#### Stored records:
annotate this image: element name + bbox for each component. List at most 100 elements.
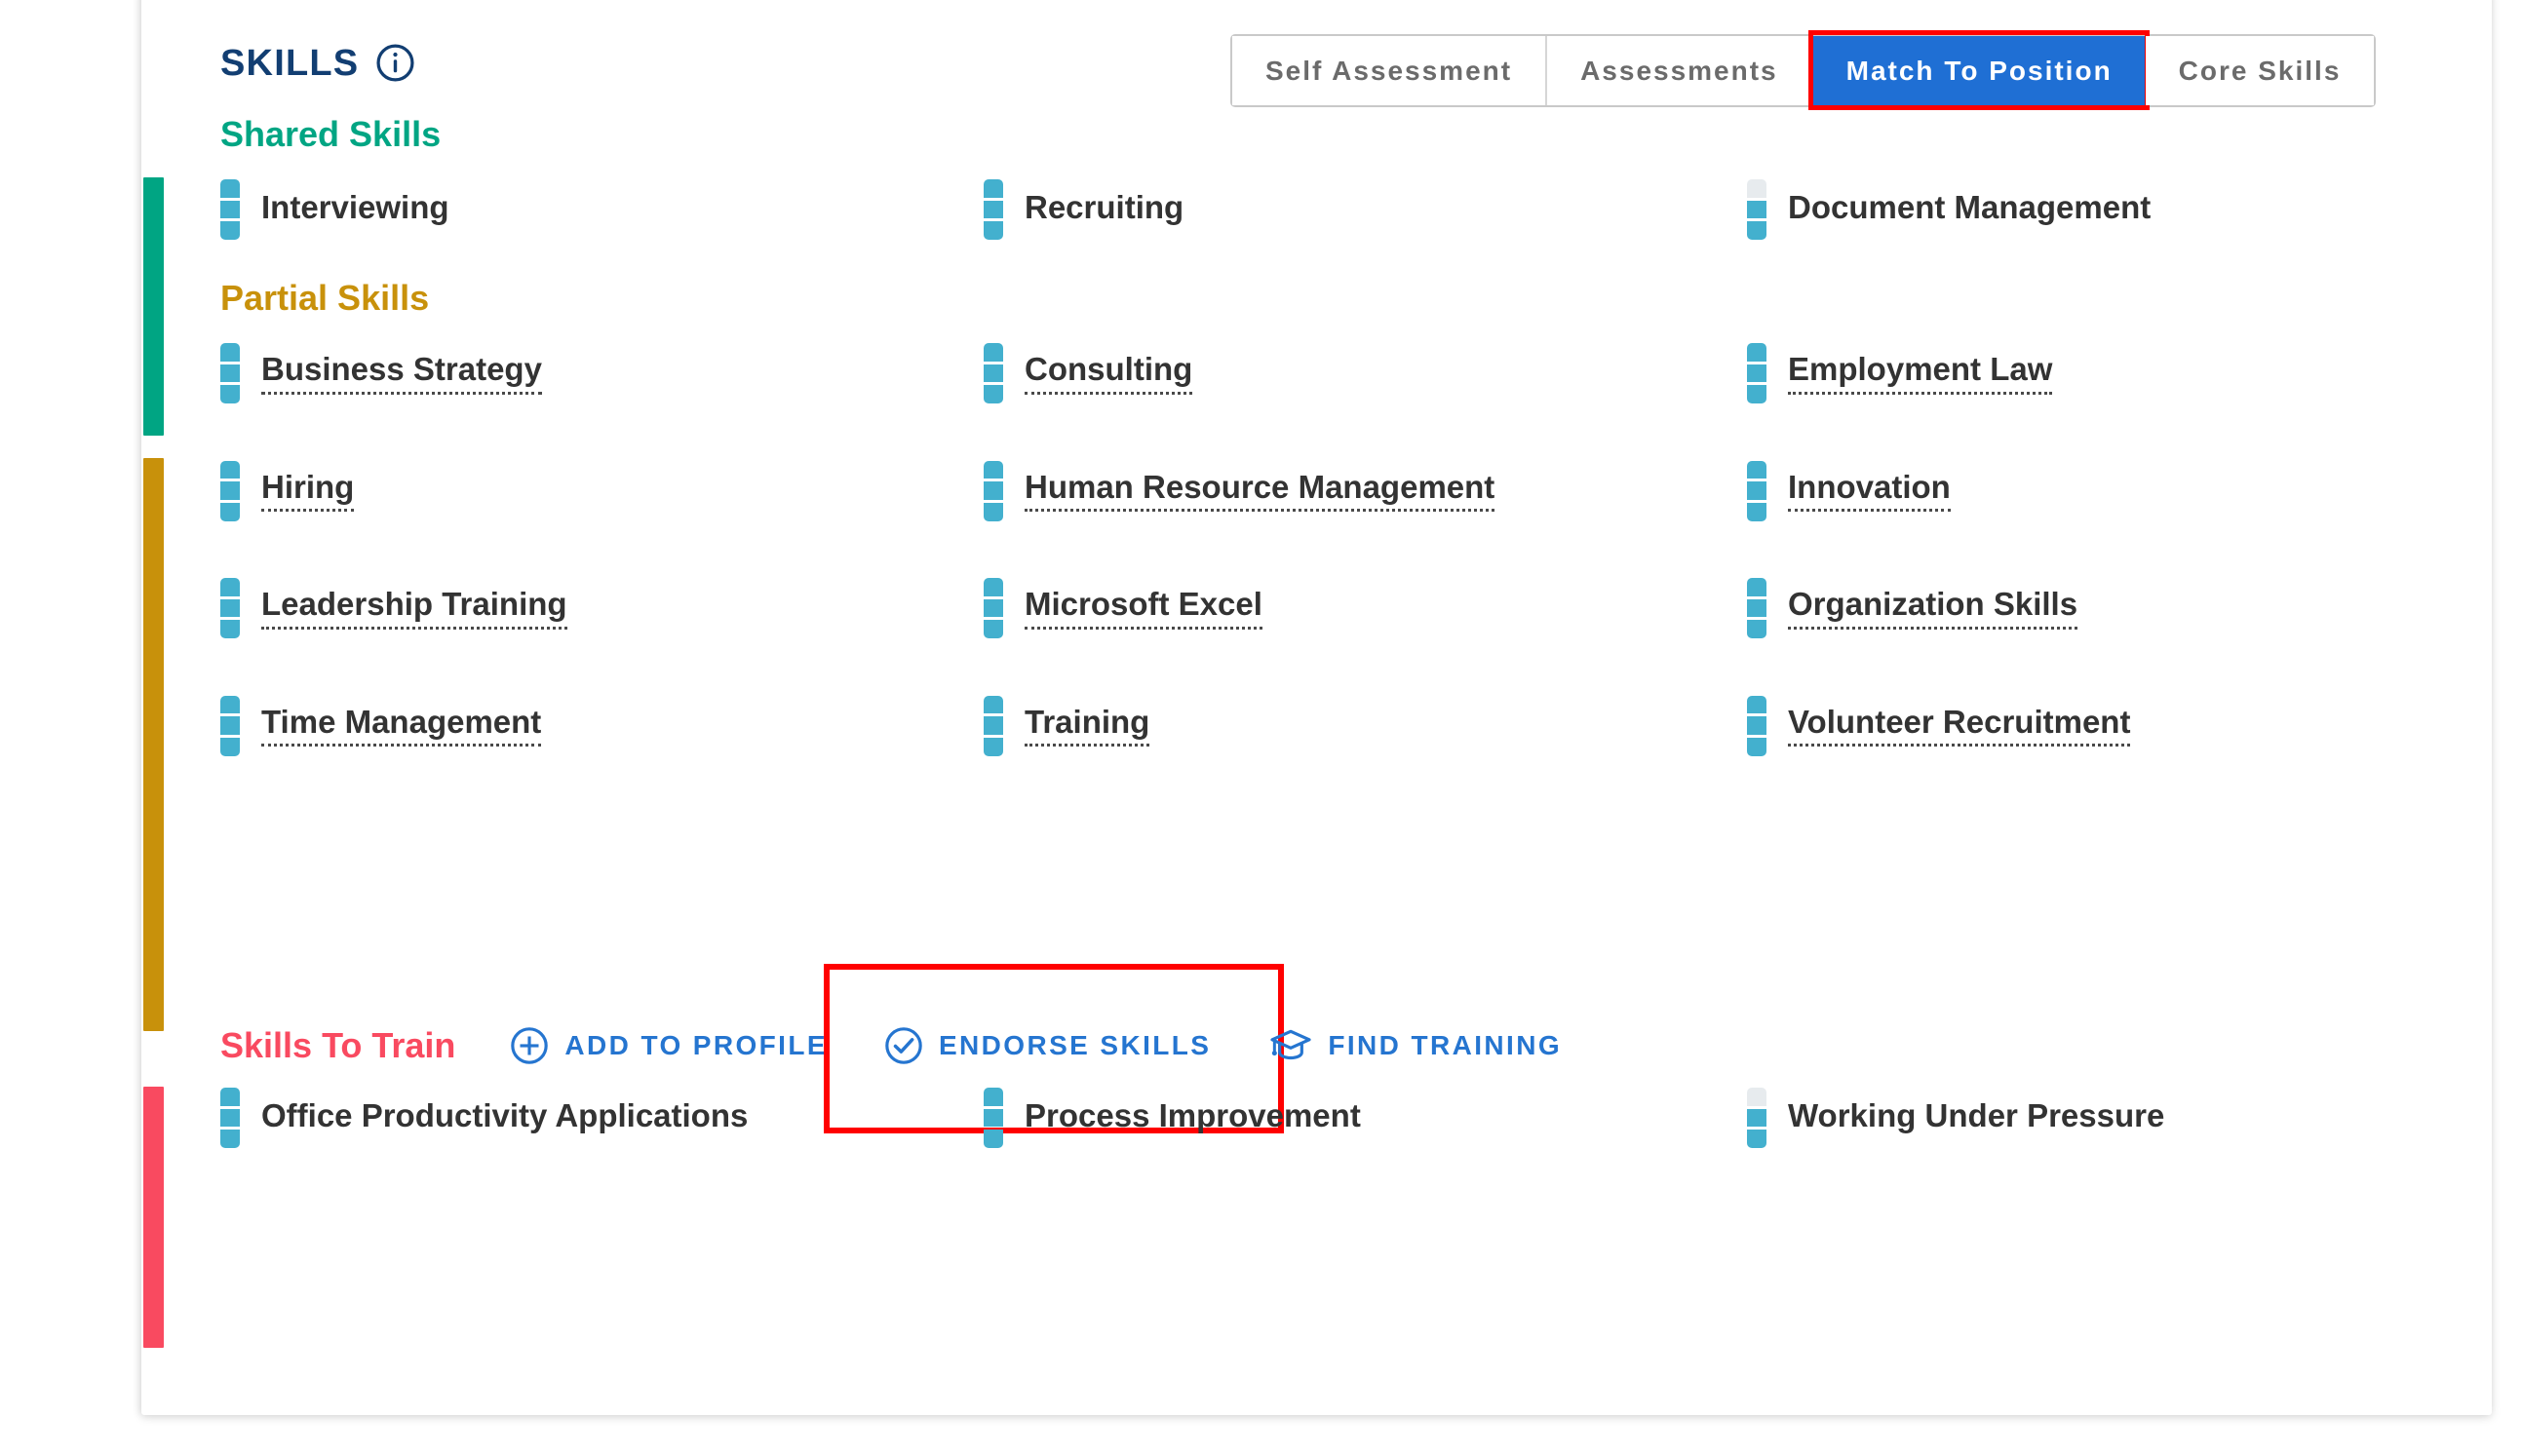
skill-name: Recruiting <box>1025 188 1184 225</box>
skill-level-segment <box>984 1088 1003 1106</box>
skill-level-segment <box>984 716 1003 735</box>
skills-card: SKILLS Self Assessment Assessments Match T… <box>141 0 2492 1415</box>
skill-item[interactable]: Human Resource Management <box>984 460 1495 521</box>
skill-level-segment <box>220 620 240 639</box>
skill-level-segment <box>220 1108 240 1128</box>
skill-level-segment <box>220 716 240 735</box>
skill-level-indicator <box>984 343 1003 404</box>
skill-level-segment <box>220 385 240 404</box>
skill-level-segment <box>1747 502 1766 521</box>
skill-name: Leadership Training <box>261 587 567 630</box>
skill-item[interactable]: Business Strategy <box>220 343 542 404</box>
action-label: FIND TRAINING <box>1328 1030 1563 1060</box>
plus-circle-icon <box>510 1026 549 1065</box>
skill-item[interactable]: Innovation <box>1747 460 1951 521</box>
skill-level-indicator <box>220 460 240 521</box>
skill-name: Process Improvement <box>1025 1096 1361 1133</box>
skill-name: Volunteer Recruitment <box>1788 704 2131 747</box>
skill-level-segment <box>984 481 1003 500</box>
section-header-skills-to-train: Skills To Train ADD TO PROFILE ENDORSE SKI… <box>220 964 1562 1133</box>
skill-level-indicator <box>984 578 1003 639</box>
skill-level-segment <box>1747 385 1766 404</box>
skill-level-segment <box>984 179 1003 198</box>
skill-level-segment <box>1747 364 1766 383</box>
skill-level-segment <box>1747 1130 1766 1149</box>
skill-item[interactable]: Hiring <box>220 460 355 521</box>
section-header-partial-skills: Partial Skills <box>220 281 429 316</box>
skill-item[interactable]: Office Productivity Applications <box>220 1088 748 1149</box>
skill-level-indicator <box>1747 343 1766 404</box>
skill-grid-shared-skills: Interviewing Recruiting Document Managemen… <box>220 179 2463 296</box>
skill-level-indicator <box>1747 578 1766 639</box>
skill-level-indicator <box>984 695 1003 756</box>
skill-level-indicator <box>220 578 240 639</box>
skill-item[interactable]: Working Under Pressure <box>1747 1088 2165 1149</box>
skill-item[interactable]: Time Management <box>220 695 542 756</box>
skill-level-segment <box>220 179 240 198</box>
skill-item[interactable]: Employment Law <box>1747 343 2053 404</box>
screenshot-root: SKILLS Self Assessment Assessments Match T… <box>0 0 2522 1456</box>
skill-level-indicator <box>220 179 240 241</box>
skill-item[interactable]: Process Improvement <box>984 1088 1361 1149</box>
skill-item[interactable]: Document Management <box>1747 179 2151 241</box>
skill-level-segment <box>1747 221 1766 241</box>
tab-match-to-position[interactable]: Match To Position <box>1807 30 2150 110</box>
skill-level-segment <box>220 460 240 479</box>
skill-name: Working Under Pressure <box>1788 1096 2165 1133</box>
skill-item[interactable]: Training <box>984 695 1150 756</box>
skill-level-indicator <box>1747 179 1766 241</box>
skill-name: Time Management <box>261 704 542 747</box>
skill-level-segment <box>984 221 1003 241</box>
skill-name: Interviewing <box>261 188 449 225</box>
skill-level-segment <box>984 578 1003 596</box>
tab-core-skills[interactable]: Core Skills <box>2145 36 2375 105</box>
action-add-to-profile[interactable]: ADD TO PROFILE <box>510 1026 828 1065</box>
skill-name: Consulting <box>1025 352 1193 395</box>
skill-item[interactable]: Organization Skills <box>1747 578 2078 639</box>
accent-bar-skills-to-train <box>143 1087 164 1348</box>
skill-level-segment <box>220 598 240 618</box>
skill-level-segment <box>1747 1088 1766 1106</box>
skill-item[interactable]: Leadership Training <box>220 578 567 639</box>
skill-level-segment <box>984 695 1003 714</box>
skill-level-indicator <box>1747 460 1766 521</box>
action-find-training[interactable]: FIND TRAINING <box>1269 1026 1562 1065</box>
tab-assessments[interactable]: Assessments <box>1547 36 1813 105</box>
skill-name: Organization Skills <box>1788 587 2078 630</box>
skill-level-segment <box>1747 179 1766 198</box>
section-title-shared-skills: Shared Skills <box>220 114 442 154</box>
skill-level-segment <box>984 502 1003 521</box>
skill-level-segment <box>220 481 240 500</box>
skill-level-segment <box>1747 598 1766 618</box>
skill-item[interactable]: Interviewing <box>220 179 449 241</box>
skill-name: Microsoft Excel <box>1025 587 1262 630</box>
skill-level-segment <box>984 737 1003 756</box>
skill-level-segment <box>220 695 240 714</box>
assessment-tabs[interactable]: Self Assessment Assessments Match To Posit… <box>1230 30 2377 110</box>
skill-item[interactable]: Volunteer Recruitment <box>1747 695 2131 756</box>
skill-item[interactable]: Consulting <box>984 343 1193 404</box>
page-title: SKILLS <box>220 42 360 84</box>
skill-item[interactable]: Recruiting <box>984 179 1184 241</box>
skill-level-segment <box>984 1108 1003 1128</box>
action-label: ENDORSE SKILLS <box>938 1030 1212 1060</box>
skill-level-segment <box>220 364 240 383</box>
section-title-skills-to-train: Skills To Train <box>220 1025 456 1065</box>
skill-level-segment <box>220 1088 240 1106</box>
skill-name: Innovation <box>1788 469 1951 513</box>
skill-level-segment <box>1747 578 1766 596</box>
skill-level-segment <box>1747 716 1766 735</box>
skill-grid-partial-skills: Business Strategy Consulting Employment La… <box>220 343 2463 811</box>
skill-level-segment <box>984 598 1003 618</box>
skill-level-segment <box>220 343 240 362</box>
info-icon[interactable] <box>375 43 415 83</box>
title-group: SKILLS <box>220 43 415 83</box>
tab-self-assessment[interactable]: Self Assessment <box>1232 36 1548 105</box>
action-endorse-skills[interactable]: ENDORSE SKILLS <box>823 964 1285 1133</box>
skill-item[interactable]: Microsoft Excel <box>984 578 1262 639</box>
check-circle-icon <box>884 1026 923 1065</box>
section-actions: ADD TO PROFILE ENDORSE SKILLS FIND TRAININ… <box>510 964 1562 1133</box>
skill-level-segment <box>1747 1108 1766 1128</box>
skill-level-indicator <box>220 1088 240 1149</box>
skill-name: Human Resource Management <box>1025 469 1495 513</box>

#### What the task asks:
Please reproduce all the entries above word for word, leaving out the pictures.

#### Response to this exercise:
annotate this image: element name + bbox for each component. List at most 100 elements.
skill-name: Recruiting <box>1025 188 1184 225</box>
skill-level-segment <box>984 1088 1003 1106</box>
skill-level-segment <box>984 716 1003 735</box>
skills-card: SKILLS Self Assessment Assessments Match T… <box>141 0 2492 1415</box>
skill-item[interactable]: Human Resource Management <box>984 460 1495 521</box>
skill-level-segment <box>220 620 240 639</box>
skill-level-segment <box>220 1108 240 1128</box>
skill-level-segment <box>220 716 240 735</box>
skill-level-indicator <box>984 343 1003 404</box>
skill-level-segment <box>220 385 240 404</box>
skill-level-segment <box>1747 502 1766 521</box>
skill-name: Leadership Training <box>261 587 567 630</box>
skill-item[interactable]: Business Strategy <box>220 343 542 404</box>
action-label: FIND TRAINING <box>1328 1030 1563 1060</box>
plus-circle-icon <box>510 1026 549 1065</box>
skill-item[interactable]: Innovation <box>1747 460 1951 521</box>
skill-level-indicator <box>220 460 240 521</box>
skill-name: Process Improvement <box>1025 1096 1361 1133</box>
skill-name: Volunteer Recruitment <box>1788 704 2131 747</box>
skill-level-segment <box>984 481 1003 500</box>
section-header-skills-to-train: Skills To Train ADD TO PROFILE ENDORSE SKI… <box>220 964 1562 1133</box>
skill-level-indicator <box>984 578 1003 639</box>
skill-level-segment <box>1747 385 1766 404</box>
skill-level-segment <box>984 179 1003 198</box>
skill-level-segment <box>1747 364 1766 383</box>
skill-level-segment <box>1747 1130 1766 1149</box>
skill-item[interactable]: Hiring <box>220 460 355 521</box>
section-header-partial-skills: Partial Skills <box>220 281 429 316</box>
skill-item[interactable]: Office Productivity Applications <box>220 1088 748 1149</box>
skill-level-indicator <box>1747 343 1766 404</box>
skill-grid-shared-skills: Interviewing Recruiting Document Managemen… <box>220 179 2463 296</box>
skill-level-indicator <box>1747 578 1766 639</box>
skill-level-indicator <box>984 695 1003 756</box>
skill-level-indicator <box>220 578 240 639</box>
skill-item[interactable]: Working Under Pressure <box>1747 1088 2165 1149</box>
skill-item[interactable]: Time Management <box>220 695 542 756</box>
skill-level-segment <box>220 179 240 198</box>
skill-item[interactable]: Employment Law <box>1747 343 2053 404</box>
screenshot-root: SKILLS Self Assessment Assessments Match T… <box>0 0 2522 1456</box>
skill-level-indicator <box>220 179 240 241</box>
skill-item[interactable]: Process Improvement <box>984 1088 1361 1149</box>
skill-item[interactable]: Document Management <box>1747 179 2151 241</box>
skill-level-segment <box>1747 221 1766 241</box>
tab-match-to-position[interactable]: Match To Position <box>1807 30 2150 110</box>
skill-level-segment <box>220 460 240 479</box>
skill-name: Working Under Pressure <box>1788 1096 2165 1133</box>
skill-item[interactable]: Training <box>984 695 1150 756</box>
skill-level-indicator <box>1747 179 1766 241</box>
skill-name: Time Management <box>261 704 542 747</box>
skill-level-segment <box>984 221 1003 241</box>
skill-name: Interviewing <box>261 188 449 225</box>
skill-level-segment <box>984 578 1003 596</box>
tab-core-skills[interactable]: Core Skills <box>2145 36 2375 105</box>
action-add-to-profile[interactable]: ADD TO PROFILE <box>510 1026 828 1065</box>
skill-name: Consulting <box>1025 352 1193 395</box>
skill-item[interactable]: Organization Skills <box>1747 578 2078 639</box>
accent-bar-skills-to-train <box>143 1087 164 1348</box>
skill-level-segment <box>220 598 240 618</box>
skill-level-segment <box>1747 1088 1766 1106</box>
skill-item[interactable]: Leadership Training <box>220 578 567 639</box>
skill-level-segment <box>984 695 1003 714</box>
skill-level-indicator <box>1747 460 1766 521</box>
action-find-training[interactable]: FIND TRAINING <box>1269 1026 1562 1065</box>
tab-assessments[interactable]: Assessments <box>1547 36 1813 105</box>
skill-name: Organization Skills <box>1788 587 2078 630</box>
skill-level-segment <box>1747 179 1766 198</box>
section-title-shared-skills: Shared Skills <box>220 114 442 154</box>
skill-level-segment <box>984 502 1003 521</box>
skill-level-segment <box>220 481 240 500</box>
skill-level-segment <box>1747 598 1766 618</box>
skill-item[interactable]: Interviewing <box>220 179 449 241</box>
skill-name: Microsoft Excel <box>1025 587 1262 630</box>
skill-level-segment <box>984 737 1003 756</box>
skill-level-segment <box>220 695 240 714</box>
assessment-tabs[interactable]: Self Assessment Assessments Match To Posit… <box>1230 30 2377 110</box>
skill-item[interactable]: Volunteer Recruitment <box>1747 695 2131 756</box>
skill-item[interactable]: Consulting <box>984 343 1193 404</box>
page-title: SKILLS <box>220 42 360 84</box>
skill-item[interactable]: Recruiting <box>984 179 1184 241</box>
skill-level-segment <box>984 1108 1003 1128</box>
action-label: ENDORSE SKILLS <box>938 1030 1212 1060</box>
skill-level-segment <box>220 364 240 383</box>
section-title-skills-to-train: Skills To Train <box>220 1025 456 1065</box>
skill-level-segment <box>220 1088 240 1106</box>
skill-name: Innovation <box>1788 469 1951 513</box>
skill-level-segment <box>1747 578 1766 596</box>
skill-level-segment <box>1747 716 1766 735</box>
skill-grid-partial-skills: Business Strategy Consulting Employment La… <box>220 343 2463 811</box>
skill-level-segment <box>984 598 1003 618</box>
skill-level-segment <box>220 343 240 362</box>
info-icon[interactable] <box>375 43 415 83</box>
title-group: SKILLS <box>220 43 415 83</box>
tab-self-assessment[interactable]: Self Assessment <box>1232 36 1548 105</box>
action-endorse-skills[interactable]: ENDORSE SKILLS <box>823 964 1285 1133</box>
skill-item[interactable]: Microsoft Excel <box>984 578 1262 639</box>
check-circle-icon <box>884 1026 923 1065</box>
section-actions: ADD TO PROFILE ENDORSE SKILLS FIND TRAININ… <box>510 964 1562 1133</box>
skill-level-segment <box>1747 1108 1766 1128</box>
skill-level-indicator <box>220 1088 240 1149</box>
skill-name: Human Resource Management <box>1025 469 1495 513</box>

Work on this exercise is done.